(GOAL):
Find all lines in the records that include the word "name", and copy them out.

● ● ● ● ● ● ●

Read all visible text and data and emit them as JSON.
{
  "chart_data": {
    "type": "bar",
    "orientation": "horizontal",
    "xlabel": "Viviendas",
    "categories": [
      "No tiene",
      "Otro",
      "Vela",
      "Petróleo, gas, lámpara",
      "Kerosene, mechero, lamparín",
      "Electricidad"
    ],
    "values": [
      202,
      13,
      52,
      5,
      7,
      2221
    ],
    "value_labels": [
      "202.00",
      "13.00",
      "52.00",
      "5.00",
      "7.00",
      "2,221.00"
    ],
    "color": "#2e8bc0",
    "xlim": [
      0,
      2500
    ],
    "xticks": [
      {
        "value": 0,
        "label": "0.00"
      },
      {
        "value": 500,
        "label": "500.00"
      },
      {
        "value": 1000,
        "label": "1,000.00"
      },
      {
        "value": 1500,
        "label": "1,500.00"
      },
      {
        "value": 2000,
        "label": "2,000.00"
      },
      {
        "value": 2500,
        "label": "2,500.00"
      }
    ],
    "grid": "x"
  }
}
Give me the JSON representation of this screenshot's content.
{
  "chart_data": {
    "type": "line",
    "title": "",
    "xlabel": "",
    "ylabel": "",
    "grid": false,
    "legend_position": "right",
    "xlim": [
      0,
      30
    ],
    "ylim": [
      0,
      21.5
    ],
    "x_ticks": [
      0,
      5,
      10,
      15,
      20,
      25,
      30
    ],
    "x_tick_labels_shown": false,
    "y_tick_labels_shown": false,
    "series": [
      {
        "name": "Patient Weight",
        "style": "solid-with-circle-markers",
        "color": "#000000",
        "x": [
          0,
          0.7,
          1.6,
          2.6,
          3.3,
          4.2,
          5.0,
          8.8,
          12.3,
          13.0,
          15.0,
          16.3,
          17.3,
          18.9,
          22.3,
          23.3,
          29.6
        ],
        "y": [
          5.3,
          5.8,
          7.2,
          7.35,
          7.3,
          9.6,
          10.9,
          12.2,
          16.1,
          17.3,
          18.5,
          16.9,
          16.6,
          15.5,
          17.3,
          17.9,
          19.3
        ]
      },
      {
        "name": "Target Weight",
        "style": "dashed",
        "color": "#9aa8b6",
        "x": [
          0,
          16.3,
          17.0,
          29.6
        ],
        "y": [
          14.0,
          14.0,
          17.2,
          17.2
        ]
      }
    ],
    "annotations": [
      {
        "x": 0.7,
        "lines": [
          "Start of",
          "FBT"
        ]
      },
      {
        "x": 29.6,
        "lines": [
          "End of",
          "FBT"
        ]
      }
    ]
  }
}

● ● ● ● ● ● ●

(IN RESPONSE):
        "name": "Patient Weight",
        "name": "Target Weight",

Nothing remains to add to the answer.